> **AVAILABLE DATA**
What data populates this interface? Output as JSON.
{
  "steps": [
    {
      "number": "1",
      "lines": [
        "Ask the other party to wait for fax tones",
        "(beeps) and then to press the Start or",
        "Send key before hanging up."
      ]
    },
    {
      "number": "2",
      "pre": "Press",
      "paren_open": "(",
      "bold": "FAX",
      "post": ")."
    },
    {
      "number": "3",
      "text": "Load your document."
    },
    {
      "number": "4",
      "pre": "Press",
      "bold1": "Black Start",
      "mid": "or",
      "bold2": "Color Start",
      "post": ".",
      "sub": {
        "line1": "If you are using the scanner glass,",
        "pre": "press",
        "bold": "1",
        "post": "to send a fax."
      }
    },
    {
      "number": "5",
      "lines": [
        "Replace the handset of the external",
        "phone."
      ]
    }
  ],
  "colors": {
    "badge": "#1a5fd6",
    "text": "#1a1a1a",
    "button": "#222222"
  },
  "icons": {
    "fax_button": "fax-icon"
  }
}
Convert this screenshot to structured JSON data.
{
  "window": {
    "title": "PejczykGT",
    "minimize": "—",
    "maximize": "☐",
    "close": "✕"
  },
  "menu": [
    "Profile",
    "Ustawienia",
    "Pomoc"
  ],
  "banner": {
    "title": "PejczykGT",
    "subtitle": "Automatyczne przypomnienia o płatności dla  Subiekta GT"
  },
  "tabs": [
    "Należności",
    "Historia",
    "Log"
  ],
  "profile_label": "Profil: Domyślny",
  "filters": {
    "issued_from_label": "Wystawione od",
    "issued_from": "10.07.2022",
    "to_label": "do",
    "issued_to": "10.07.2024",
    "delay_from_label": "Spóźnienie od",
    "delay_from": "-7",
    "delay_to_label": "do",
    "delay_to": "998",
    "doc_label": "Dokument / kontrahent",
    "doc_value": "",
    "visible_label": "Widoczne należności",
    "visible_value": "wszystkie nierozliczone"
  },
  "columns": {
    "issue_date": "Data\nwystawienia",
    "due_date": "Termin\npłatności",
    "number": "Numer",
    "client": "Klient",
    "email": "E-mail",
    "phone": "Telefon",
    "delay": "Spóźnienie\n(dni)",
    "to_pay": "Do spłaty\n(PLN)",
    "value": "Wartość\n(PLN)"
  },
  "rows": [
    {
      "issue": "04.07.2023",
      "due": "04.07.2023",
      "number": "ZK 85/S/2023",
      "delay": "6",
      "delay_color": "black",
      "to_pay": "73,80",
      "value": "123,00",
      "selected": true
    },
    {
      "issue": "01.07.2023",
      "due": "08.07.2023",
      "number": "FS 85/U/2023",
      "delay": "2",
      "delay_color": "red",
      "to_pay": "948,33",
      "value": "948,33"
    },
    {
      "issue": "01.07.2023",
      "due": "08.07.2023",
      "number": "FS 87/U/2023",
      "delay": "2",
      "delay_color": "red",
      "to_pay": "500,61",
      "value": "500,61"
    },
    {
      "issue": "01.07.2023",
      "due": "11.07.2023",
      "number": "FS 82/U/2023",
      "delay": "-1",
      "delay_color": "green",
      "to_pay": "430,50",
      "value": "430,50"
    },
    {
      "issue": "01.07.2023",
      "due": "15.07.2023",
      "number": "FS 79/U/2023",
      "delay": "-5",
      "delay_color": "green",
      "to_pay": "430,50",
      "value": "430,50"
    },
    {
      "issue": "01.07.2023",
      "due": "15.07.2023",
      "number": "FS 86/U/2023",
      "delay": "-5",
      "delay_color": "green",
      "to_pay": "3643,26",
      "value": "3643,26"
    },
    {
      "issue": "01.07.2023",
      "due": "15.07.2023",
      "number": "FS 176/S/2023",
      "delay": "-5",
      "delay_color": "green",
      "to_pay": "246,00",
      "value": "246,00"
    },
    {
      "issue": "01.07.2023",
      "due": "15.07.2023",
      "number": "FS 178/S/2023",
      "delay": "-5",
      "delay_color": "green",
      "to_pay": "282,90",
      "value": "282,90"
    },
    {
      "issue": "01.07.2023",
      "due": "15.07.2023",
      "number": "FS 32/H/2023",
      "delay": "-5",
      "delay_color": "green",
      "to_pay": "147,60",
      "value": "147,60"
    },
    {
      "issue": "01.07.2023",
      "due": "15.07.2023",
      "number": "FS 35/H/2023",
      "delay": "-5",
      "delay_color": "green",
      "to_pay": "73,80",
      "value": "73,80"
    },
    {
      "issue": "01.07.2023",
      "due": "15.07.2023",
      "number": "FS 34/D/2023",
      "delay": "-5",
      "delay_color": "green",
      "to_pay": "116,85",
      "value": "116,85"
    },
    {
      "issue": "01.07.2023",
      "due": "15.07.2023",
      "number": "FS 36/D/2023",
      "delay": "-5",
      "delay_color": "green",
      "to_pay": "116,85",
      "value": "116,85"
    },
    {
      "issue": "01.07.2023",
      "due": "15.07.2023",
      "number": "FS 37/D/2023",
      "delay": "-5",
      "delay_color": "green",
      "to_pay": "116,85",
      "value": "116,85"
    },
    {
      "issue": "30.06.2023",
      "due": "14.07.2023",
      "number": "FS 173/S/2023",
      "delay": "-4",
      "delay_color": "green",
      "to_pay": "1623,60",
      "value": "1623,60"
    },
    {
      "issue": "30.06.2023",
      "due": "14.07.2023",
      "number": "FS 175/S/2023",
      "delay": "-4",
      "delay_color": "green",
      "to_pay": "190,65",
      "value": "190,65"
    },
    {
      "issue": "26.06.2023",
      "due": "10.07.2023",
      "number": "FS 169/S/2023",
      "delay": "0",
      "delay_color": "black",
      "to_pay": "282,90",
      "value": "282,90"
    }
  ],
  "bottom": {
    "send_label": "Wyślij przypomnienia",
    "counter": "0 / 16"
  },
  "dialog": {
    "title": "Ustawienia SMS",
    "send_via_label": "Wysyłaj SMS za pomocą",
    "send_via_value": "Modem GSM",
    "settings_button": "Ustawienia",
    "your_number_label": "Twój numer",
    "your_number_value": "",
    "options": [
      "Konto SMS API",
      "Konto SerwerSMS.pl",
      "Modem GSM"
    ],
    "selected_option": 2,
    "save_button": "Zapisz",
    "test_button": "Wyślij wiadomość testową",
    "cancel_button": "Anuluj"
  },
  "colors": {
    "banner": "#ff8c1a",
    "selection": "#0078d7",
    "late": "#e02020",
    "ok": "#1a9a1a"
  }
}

> **PROBLEM DESCRIPTION**
Your task is to quote all of the data word for word.

> **WRITTEN REPLY**
What data populates this interface? Output as JSON.
{
  "steps": [
    {
      "number": "1",
      "lines": [
        "Ask the other party to wait for fax tones",
        "(beeps) and then to press the Start or",
        "Send key before hanging up."
      ]
    },
    {
      "number": "2",
      "pre": "Press",
      "paren_open": "(",
      "bold": "FAX",
      "post": ")."
    },
    {
      "number": "3",
      "text": "Load your document."
    },
    {
      "number": "4",
      "pre": "Press",
      "bold1": "Black Start",
      "mid": "or",
      "bold2": "Color Start",
      "post": ".",
      "sub": {
        "line1": "If you are using the scanner glass,",
        "pre": "press",
        "bold": "1",
        "post": "to send a fax."
      }
    },
    {
      "number": "5",
      "lines": [
        "Replace the handset of the external",
        "phone."
      ]
    }
  ],
  "colors": {
    "badge": "#1a5fd6",
    "text": "#1a1a1a",
    "button": "#222222"
  },
  "icons": {
    "fax_button": "fax-icon"
  }
}
Convert this screenshot to structured JSON data.
{
  "window": {
    "title": "PejczykGT",
    "minimize": "—",
    "maximize": "☐",
    "close": "✕"
  },
  "menu": [
    "Profile",
    "Ustawienia",
    "Pomoc"
  ],
  "banner": {
    "title": "PejczykGT",
    "subtitle": "Automatyczne przypomnienia o płatności dla  Subiekta GT"
  },
  "tabs": [
    "Należności",
    "Historia",
    "Log"
  ],
  "profile_label": "Profil: Domyślny",
  "filters": {
    "issued_from_label": "Wystawione od",
    "issued_from": "10.07.2022",
    "to_label": "do",
    "issued_to": "10.07.2024",
    "delay_from_label": "Spóźnienie od",
    "delay_from": "-7",
    "delay_to_label": "do",
    "delay_to": "998",
    "doc_label": "Dokument / kontrahent",
    "doc_value": "",
    "visible_label": "Widoczne należności",
    "visible_value": "wszystkie nierozliczone"
  },
  "columns": {
    "issue_date": "Data\nwystawienia",
    "due_date": "Termin\npłatności",
    "number": "Numer",
    "client": "Klient",
    "email": "E-mail",
    "phone": "Telefon",
    "delay": "Spóźnienie\n(dni)",
    "to_pay": "Do spłaty\n(PLN)",
    "value": "Wartość\n(PLN)"
  },
  "rows": [
    {
      "issue": "04.07.2023",
      "due": "04.07.2023",
      "number": "ZK 85/S/2023",
      "delay": "6",
      "delay_color": "black",
      "to_pay": "73,80",
      "value": "123,00",
      "selected": true
    },
    {
      "issue": "01.07.2023",
      "due": "08.07.2023",
      "number": "FS 85/U/2023",
      "delay": "2",
      "delay_color": "red",
      "to_pay": "948,33",
      "value": "948,33"
    },
    {
      "issue": "01.07.2023",
      "due": "08.07.2023",
      "number": "FS 87/U/2023",
      "delay": "2",
      "delay_color": "red",
      "to_pay": "500,61",
      "value": "500,61"
    },
    {
      "issue": "01.07.2023",
      "due": "11.07.2023",
      "number": "FS 82/U/2023",
      "delay": "-1",
      "delay_color": "green",
      "to_pay": "430,50",
      "value": "430,50"
    },
    {
      "issue": "01.07.2023",
      "due": "15.07.2023",
      "number": "FS 79/U/2023",
      "delay": "-5",
      "delay_color": "green",
      "to_pay": "430,50",
      "value": "430,50"
    },
    {
      "issue": "01.07.2023",
      "due": "15.07.2023",
      "number": "FS 86/U/2023",
      "delay": "-5",
      "delay_color": "green",
      "to_pay": "3643,26",
      "value": "3643,26"
    },
    {
      "issue": "01.07.2023",
      "due": "15.07.2023",
      "number": "FS 176/S/2023",
      "delay": "-5",
      "delay_color": "green",
      "to_pay": "246,00",
      "value": "246,00"
    },
    {
      "issue": "01.07.2023",
      "due": "15.07.2023",
      "number": "FS 178/S/2023",
      "delay": "-5",
      "delay_color": "green",
      "to_pay": "282,90",
      "value": "282,90"
    },
    {
      "issue": "01.07.2023",
      "due": "15.07.2023",
      "number": "FS 32/H/2023",
      "delay": "-5",
      "delay_color": "green",
      "to_pay": "147,60",
      "value": "147,60"
    },
    {
      "issue": "01.07.2023",
      "due": "15.07.2023",
      "number": "FS 35/H/2023",
      "delay": "-5",
      "delay_color": "green",
      "to_pay": "73,80",
      "value": "73,80"
    },
    {
      "issue": "01.07.2023",
      "due": "15.07.2023",
      "number": "FS 34/D/2023",
      "delay": "-5",
      "delay_color": "green",
      "to_pay": "116,85",
      "value": "116,85"
    },
    {
      "issue": "01.07.2023",
      "due": "15.07.2023",
      "number": "FS 36/D/2023",
      "delay": "-5",
      "delay_color": "green",
      "to_pay": "116,85",
      "value": "116,85"
    },
    {
      "issue": "01.07.2023",
      "due": "15.07.2023",
      "number": "FS 37/D/2023",
      "delay": "-5",
      "delay_color": "green",
      "to_pay": "116,85",
      "value": "116,85"
    },
    {
      "issue": "30.06.2023",
      "due": "14.07.2023",
      "number": "FS 173/S/2023",
      "delay": "-4",
      "delay_color": "green",
      "to_pay": "1623,60",
      "value": "1623,60"
    },
    {
      "issue": "30.06.2023",
      "due": "14.07.2023",
      "number": "FS 175/S/2023",
      "delay": "-4",
      "delay_color": "green",
      "to_pay": "190,65",
      "value": "190,65"
    },
    {
      "issue": "26.06.2023",
      "due": "10.07.2023",
      "number": "FS 169/S/2023",
      "delay": "0",
      "delay_color": "black",
      "to_pay": "282,90",
      "value": "282,90"
    }
  ],
  "bottom": {
    "send_label": "Wyślij przypomnienia",
    "counter": "0 / 16"
  },
  "dialog": {
    "title": "Ustawienia SMS",
    "send_via_label": "Wysyłaj SMS za pomocą",
    "send_via_value": "Modem GSM",
    "settings_button": "Ustawienia",
    "your_number_label": "Twój numer",
    "your_number_value": "",
    "options": [
      "Konto SMS API",
      "Konto SerwerSMS.pl",
      "Modem GSM"
    ],
    "selected_option": 2,
    "save_button": "Zapisz",
    "test_button": "Wyślij wiadomość testową",
    "cancel_button": "Anuluj"
  },
  "colors": {
    "banner": "#ff8c1a",
    "selection": "#0078d7",
    "late": "#e02020",
    "ok": "#1a9a1a"
  }
}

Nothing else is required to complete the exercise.